AUFGABE A: Nenne das erste Wort jedes Satzes im Seitentext, in der Reihenfolge der Sätze.
AUFGABE B: Schreib aus dem Seitentext den Abschnitt wortgetreu ab, der mit den Worten „Es tut sich“ einsetzt und mit „sich weh­ren soll.“ schließt.

SEITENTEXT:
"""

Es tut sich was im Umgang mit der Poli­tik in Nordrhein-Westfalen und das ist gut so. Im Vor­feld der Land­tags­wah­len sind unver­mu­tet Blogs für das polit­sche All­tags­ge­schäft so wich­tig gewor­den wie nie zuvor. Das hängt auch damit zusam­men, dass über Blogs neue Infor­ma­tio­nen zu fin­den waren, die so bis­her nicht in den Zei­tun­gen vor­ka­men. Dane­ben sind Blogs für Par­tei­en Neu­land, man weiss gera­de bei der CDU, mit der sich Blogs lie­bend gern kri­tisch befas­sen, noch nicht so recht, wie man dar­auf reagie­ren oder sich weh­ren soll.

"""

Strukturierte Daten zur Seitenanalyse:
"""

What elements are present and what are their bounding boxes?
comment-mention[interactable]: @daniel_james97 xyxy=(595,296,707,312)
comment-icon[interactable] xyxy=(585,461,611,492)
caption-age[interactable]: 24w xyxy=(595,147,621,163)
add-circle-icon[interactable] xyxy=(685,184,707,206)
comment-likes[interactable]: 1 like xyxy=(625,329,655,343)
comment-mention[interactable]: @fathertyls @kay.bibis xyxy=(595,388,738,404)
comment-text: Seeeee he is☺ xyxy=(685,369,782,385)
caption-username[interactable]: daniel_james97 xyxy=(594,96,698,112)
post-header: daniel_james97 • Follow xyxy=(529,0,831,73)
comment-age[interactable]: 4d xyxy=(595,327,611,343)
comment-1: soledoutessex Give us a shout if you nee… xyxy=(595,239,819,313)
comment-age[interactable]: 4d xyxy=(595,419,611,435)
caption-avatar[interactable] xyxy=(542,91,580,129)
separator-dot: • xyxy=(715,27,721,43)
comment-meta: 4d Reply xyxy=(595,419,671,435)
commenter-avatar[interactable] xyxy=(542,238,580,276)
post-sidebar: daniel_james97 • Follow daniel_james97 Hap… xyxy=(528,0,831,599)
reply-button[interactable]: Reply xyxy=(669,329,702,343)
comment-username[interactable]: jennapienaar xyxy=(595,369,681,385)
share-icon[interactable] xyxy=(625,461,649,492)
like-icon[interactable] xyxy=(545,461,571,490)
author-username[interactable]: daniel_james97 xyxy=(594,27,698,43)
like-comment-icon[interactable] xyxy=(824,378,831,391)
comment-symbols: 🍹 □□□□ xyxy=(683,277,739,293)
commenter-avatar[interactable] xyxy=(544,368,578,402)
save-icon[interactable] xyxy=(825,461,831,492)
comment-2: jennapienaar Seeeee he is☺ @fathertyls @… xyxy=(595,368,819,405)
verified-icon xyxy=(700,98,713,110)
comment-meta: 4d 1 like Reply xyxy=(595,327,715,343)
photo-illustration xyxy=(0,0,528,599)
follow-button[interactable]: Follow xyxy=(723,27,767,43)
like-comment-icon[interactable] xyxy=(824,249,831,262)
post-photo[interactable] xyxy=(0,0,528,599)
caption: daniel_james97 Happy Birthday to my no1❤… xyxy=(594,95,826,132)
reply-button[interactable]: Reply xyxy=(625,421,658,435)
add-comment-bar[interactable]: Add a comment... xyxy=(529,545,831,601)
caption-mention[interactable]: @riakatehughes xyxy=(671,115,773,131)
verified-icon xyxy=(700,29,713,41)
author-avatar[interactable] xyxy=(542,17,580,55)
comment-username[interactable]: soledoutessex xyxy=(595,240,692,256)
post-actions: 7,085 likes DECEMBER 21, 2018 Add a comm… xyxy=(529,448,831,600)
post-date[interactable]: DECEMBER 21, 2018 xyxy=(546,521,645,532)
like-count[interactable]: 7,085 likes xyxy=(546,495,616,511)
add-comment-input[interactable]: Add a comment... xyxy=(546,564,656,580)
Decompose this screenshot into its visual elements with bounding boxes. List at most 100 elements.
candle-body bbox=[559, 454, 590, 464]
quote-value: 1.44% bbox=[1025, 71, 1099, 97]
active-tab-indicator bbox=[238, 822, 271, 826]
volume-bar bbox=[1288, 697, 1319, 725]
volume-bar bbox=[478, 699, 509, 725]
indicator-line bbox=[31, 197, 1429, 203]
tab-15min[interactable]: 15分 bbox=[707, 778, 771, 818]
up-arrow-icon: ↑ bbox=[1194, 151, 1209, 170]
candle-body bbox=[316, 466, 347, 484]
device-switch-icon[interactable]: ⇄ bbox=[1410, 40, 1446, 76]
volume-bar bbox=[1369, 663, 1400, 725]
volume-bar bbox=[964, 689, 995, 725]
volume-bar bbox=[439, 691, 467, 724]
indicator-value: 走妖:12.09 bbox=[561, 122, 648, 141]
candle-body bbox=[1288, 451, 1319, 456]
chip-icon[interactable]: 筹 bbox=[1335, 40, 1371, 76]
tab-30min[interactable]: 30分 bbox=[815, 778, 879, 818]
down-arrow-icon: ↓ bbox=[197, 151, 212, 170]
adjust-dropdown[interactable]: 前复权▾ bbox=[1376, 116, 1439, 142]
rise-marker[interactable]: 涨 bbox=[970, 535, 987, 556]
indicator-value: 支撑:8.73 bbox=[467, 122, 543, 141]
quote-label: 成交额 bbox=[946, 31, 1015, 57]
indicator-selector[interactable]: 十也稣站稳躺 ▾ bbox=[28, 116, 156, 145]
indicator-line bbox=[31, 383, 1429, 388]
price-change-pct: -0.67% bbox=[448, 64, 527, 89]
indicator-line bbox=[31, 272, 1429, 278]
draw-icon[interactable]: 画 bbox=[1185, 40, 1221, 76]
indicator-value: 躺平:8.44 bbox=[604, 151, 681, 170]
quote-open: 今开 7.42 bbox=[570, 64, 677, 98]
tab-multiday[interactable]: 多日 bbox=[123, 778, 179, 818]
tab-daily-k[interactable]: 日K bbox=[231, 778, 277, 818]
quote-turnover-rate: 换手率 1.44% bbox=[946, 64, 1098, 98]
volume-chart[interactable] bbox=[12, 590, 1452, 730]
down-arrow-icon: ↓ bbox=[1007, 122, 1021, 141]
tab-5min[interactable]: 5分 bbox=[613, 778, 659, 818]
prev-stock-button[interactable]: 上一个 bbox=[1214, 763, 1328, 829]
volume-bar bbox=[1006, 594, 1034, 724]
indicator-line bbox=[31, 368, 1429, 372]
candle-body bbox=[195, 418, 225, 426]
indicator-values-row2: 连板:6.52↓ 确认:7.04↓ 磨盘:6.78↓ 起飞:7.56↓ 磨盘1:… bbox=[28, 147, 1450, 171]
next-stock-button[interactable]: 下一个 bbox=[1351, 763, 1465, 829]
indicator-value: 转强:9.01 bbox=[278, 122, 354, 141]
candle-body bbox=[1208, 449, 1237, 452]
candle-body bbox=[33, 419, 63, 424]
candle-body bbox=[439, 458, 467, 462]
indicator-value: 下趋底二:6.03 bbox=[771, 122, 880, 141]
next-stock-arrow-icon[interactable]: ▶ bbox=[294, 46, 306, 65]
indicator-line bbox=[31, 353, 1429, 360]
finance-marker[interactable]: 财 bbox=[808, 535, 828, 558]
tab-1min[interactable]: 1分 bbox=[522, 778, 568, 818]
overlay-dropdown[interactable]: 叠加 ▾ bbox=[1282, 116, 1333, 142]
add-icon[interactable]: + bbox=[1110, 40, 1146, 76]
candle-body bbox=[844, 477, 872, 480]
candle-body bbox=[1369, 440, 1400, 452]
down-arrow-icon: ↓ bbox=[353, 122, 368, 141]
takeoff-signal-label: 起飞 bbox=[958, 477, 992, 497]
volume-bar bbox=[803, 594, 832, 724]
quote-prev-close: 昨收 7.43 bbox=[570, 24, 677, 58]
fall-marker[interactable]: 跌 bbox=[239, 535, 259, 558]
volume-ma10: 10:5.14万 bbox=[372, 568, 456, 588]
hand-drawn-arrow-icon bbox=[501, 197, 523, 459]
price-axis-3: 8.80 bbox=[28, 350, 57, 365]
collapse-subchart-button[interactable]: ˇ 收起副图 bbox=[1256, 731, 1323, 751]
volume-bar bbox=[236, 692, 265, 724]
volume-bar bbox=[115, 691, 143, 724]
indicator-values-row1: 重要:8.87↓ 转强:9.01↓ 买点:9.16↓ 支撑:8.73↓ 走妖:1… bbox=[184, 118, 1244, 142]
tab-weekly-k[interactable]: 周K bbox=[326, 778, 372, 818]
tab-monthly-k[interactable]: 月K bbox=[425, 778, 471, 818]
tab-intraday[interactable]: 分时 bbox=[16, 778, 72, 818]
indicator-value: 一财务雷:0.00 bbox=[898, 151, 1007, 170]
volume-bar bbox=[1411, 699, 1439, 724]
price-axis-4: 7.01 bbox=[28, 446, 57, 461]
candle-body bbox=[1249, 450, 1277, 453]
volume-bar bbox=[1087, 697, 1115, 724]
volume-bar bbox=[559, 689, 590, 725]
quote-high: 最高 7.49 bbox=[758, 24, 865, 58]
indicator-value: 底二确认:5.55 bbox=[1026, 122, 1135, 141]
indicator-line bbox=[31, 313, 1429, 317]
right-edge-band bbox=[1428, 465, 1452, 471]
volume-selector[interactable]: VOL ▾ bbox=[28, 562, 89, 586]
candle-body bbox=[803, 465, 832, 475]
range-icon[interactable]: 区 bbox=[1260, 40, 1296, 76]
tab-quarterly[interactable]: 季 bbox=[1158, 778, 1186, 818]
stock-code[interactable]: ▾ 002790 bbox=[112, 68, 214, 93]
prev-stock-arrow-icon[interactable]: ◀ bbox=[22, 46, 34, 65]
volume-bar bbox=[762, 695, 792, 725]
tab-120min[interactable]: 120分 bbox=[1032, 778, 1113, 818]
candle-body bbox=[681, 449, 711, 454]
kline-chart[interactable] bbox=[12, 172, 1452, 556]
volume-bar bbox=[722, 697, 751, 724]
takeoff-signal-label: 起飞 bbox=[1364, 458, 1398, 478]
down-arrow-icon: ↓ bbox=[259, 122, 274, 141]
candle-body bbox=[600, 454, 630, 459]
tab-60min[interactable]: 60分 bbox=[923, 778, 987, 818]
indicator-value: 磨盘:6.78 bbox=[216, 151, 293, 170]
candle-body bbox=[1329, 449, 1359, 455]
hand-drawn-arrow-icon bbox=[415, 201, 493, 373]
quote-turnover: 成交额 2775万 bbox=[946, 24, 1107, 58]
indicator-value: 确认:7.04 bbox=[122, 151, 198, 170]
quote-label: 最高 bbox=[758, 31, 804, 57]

"""

ANTWORT A: Es, Im, Das, Dane­ben

ANTWORT B:
Es tut sich was im Umgang mit der Poli­tik in Nordrhein-Westfalen und das ist gut so. Im Vor­feld der Land­tags­wah­len sind unver­mu­tet Blogs für das polit­sche All­tags­ge­schäft so wich­tig gewor­den wie nie zuvor. Das hängt auch damit zusam­men, dass über Blogs neue Infor­ma­tio­nen zu fin­den waren, die so bis­her nicht in den Zei­tun­gen vor­ka­men. Dane­ben sind Blogs für Par­tei­en Neu­land, man weiss gera­de bei der CDU, mit der sich Blogs lie­bend gern kri­tisch befas­sen, noch nicht so recht, wie man dar­auf reagie­ren oder sich weh­ren soll.